Items from a dataset:
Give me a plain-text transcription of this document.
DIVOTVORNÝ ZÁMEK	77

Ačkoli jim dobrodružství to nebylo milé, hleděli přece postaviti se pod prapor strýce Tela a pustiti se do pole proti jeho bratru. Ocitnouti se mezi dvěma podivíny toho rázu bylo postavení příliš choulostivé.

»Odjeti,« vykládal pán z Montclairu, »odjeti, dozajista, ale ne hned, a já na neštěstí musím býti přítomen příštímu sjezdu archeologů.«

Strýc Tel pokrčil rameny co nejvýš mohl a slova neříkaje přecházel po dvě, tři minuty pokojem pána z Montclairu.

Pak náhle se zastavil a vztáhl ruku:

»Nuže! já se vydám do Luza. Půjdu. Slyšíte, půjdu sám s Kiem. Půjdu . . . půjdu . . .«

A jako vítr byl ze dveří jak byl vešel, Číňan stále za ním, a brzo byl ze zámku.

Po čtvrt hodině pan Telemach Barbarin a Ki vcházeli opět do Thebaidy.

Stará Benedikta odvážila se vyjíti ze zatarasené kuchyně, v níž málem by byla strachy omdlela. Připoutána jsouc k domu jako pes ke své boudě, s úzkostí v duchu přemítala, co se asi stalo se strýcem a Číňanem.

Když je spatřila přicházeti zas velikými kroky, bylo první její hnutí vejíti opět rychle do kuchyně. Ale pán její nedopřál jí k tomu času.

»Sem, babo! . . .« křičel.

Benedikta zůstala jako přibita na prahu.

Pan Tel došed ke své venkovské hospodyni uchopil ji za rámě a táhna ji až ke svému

PROBLEM DETAILS:
State the count of lines that contain the string "Benedikta". Nothing else is needed.

EXPECTED ANSWER:
2